DATA ROWS:
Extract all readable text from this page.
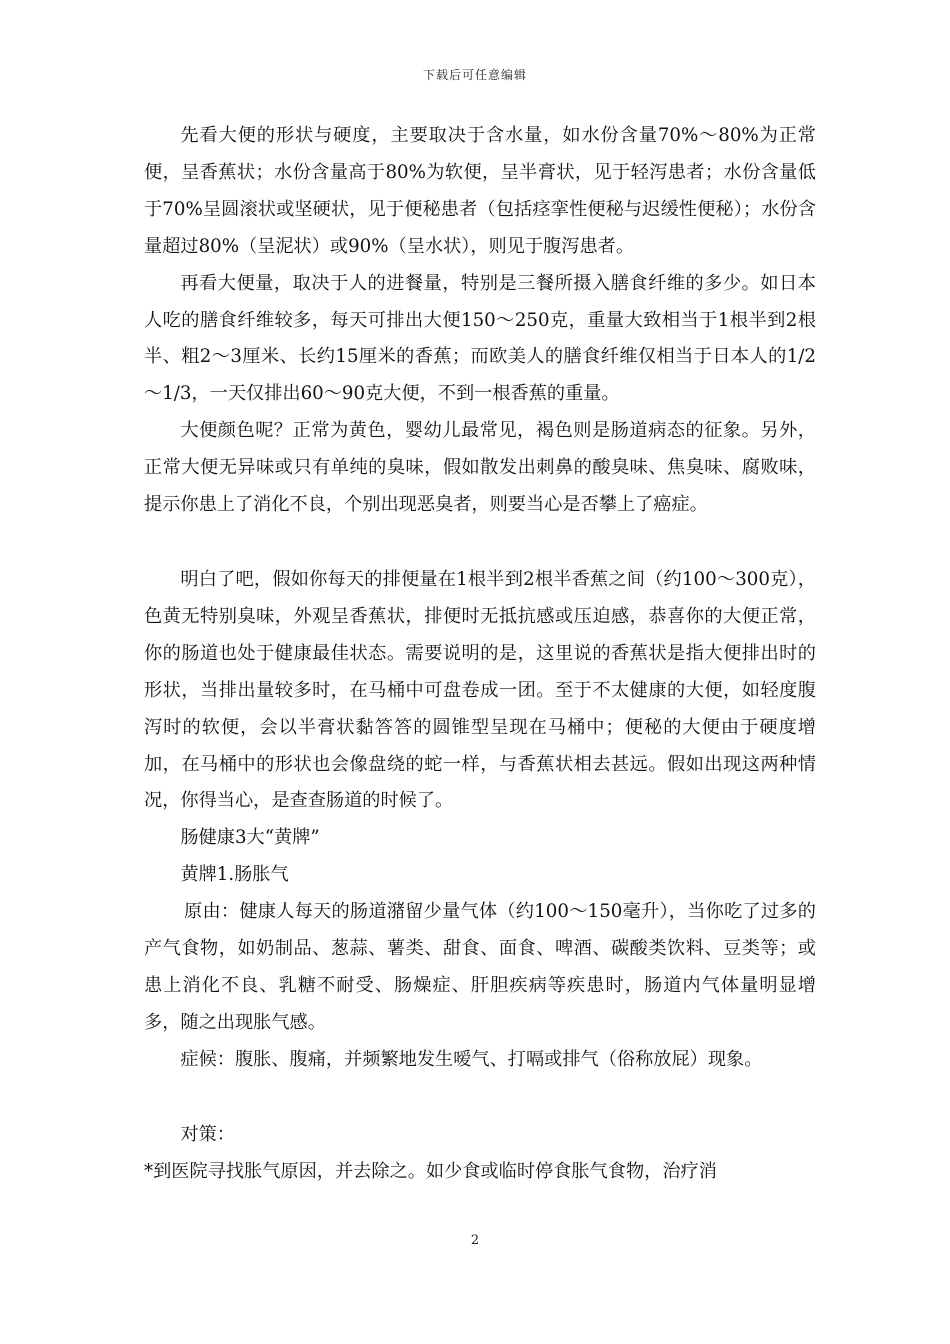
下载后可任意编辑

先看大便的形状与硬度，主要取决于含水量，如水份含量70%～80%为正常便，呈香蕉状；水份含量高于80%为软便，呈半膏状，见于轻泻患者；水份含量低于70%呈圆滚状或坚硬状，见于便秘患者（包括痉挛性便秘与迟缓性便秘）；水份含量超过80%（呈泥状）或90%（呈水状），则见于腹泻患者。

再看大便量，取决于人的进餐量，特别是三餐所摄入膳食纤维的多少。如日本人吃的膳食纤维较多，每天可排出大便150～250克，重量大致相当于1根半到2根半、粗2～3厘米、长约15厘米的香蕉；而欧美人的膳食纤维仅相当于日本人的1/2～1/3，一天仅排出60～90克大便，不到一根香蕉的重量。

大便颜色呢？正常为黄色，婴幼儿最常见，褐色则是肠道病态的征象。另外，正常大便无异味或只有单纯的臭味，假如散发出刺鼻的酸臭味、焦臭味、腐败味，提示你患上了消化不良，个别出现恶臭者，则要当心是否攀上了癌症。

明白了吧，假如你每天的排便量在1根半到2根半香蕉之间（约100～300克），色黄无特别臭味，外观呈香蕉状，排便时无抵抗感或压迫感，恭喜你的大便正常，你的肠道也处于健康最佳状态。需要说明的是，这里说的香蕉状是指大便排出时的形状，当排出量较多时，在马桶中可盘卷成一团。至于不太健康的大便，如轻度腹泻时的软便，会以半膏状黏答答的圆锥型呈现在马桶中；便秘的大便由于硬度增加，在马桶中的形状也会像盘绕的蛇一样，与香蕉状相去甚远。假如出现这两种情况，你得当心，是查查肠道的时候了。

肠健康3大“黄牌”

黄牌1.肠胀气

原由：健康人每天的肠道潴留少量气体（约100～150毫升），当你吃了过多的产气食物，如奶制品、葱蒜、薯类、甜食、面食、啤酒、碳酸类饮料、豆类等；或患上消化不良、乳糖不耐受、肠燥症、肝胆疾病等疾患时，肠道内气体量明显增多，随之出现胀气感。

症候：腹胀、腹痛，并频繁地发生嗳气、打嗝或排气（俗称放屁）现象。

对策：

*到医院寻找胀气原因，并去除之。如少食或临时停食胀气食物，治疗消

2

AIM:
Leave out the pictures and transcribe the entries above exactly.

WRITTEN SOLUTION:
Extract all readable text from this page.
下载后可任意编辑

先看大便的形状与硬度，主要取决于含水量，如水份含量70%～80%为正常便，呈香蕉状；水份含量高于80%为软便，呈半膏状，见于轻泻患者；水份含量低于70%呈圆滚状或坚硬状，见于便秘患者（包括痉挛性便秘与迟缓性便秘）；水份含量超过80%（呈泥状）或90%（呈水状），则见于腹泻患者。

再看大便量，取决于人的进餐量，特别是三餐所摄入膳食纤维的多少。如日本人吃的膳食纤维较多，每天可排出大便150～250克，重量大致相当于1根半到2根半、粗2～3厘米、长约15厘米的香蕉；而欧美人的膳食纤维仅相当于日本人的1/2～1/3，一天仅排出60～90克大便，不到一根香蕉的重量。

大便颜色呢？正常为黄色，婴幼儿最常见，褐色则是肠道病态的征象。另外，正常大便无异味或只有单纯的臭味，假如散发出刺鼻的酸臭味、焦臭味、腐败味，提示你患上了消化不良，个别出现恶臭者，则要当心是否攀上了癌症。

明白了吧，假如你每天的排便量在1根半到2根半香蕉之间（约100～300克），色黄无特别臭味，外观呈香蕉状，排便时无抵抗感或压迫感，恭喜你的大便正常，你的肠道也处于健康最佳状态。需要说明的是，这里说的香蕉状是指大便排出时的形状，当排出量较多时，在马桶中可盘卷成一团。至于不太健康的大便，如轻度腹泻时的软便，会以半膏状黏答答的圆锥型呈现在马桶中；便秘的大便由于硬度增加，在马桶中的形状也会像盘绕的蛇一样，与香蕉状相去甚远。假如出现这两种情况，你得当心，是查查肠道的时候了。

肠健康3大“黄牌”

黄牌1.肠胀气

原由：健康人每天的肠道潴留少量气体（约100～150毫升），当你吃了过多的产气食物，如奶制品、葱蒜、薯类、甜食、面食、啤酒、碳酸类饮料、豆类等；或患上消化不良、乳糖不耐受、肠燥症、肝胆疾病等疾患时，肠道内气体量明显增多，随之出现胀气感。

症候：腹胀、腹痛，并频繁地发生嗳气、打嗝或排气（俗称放屁）现象。

对策：

*到医院寻找胀气原因，并去除之。如少食或临时停食胀气食物，治疗消

2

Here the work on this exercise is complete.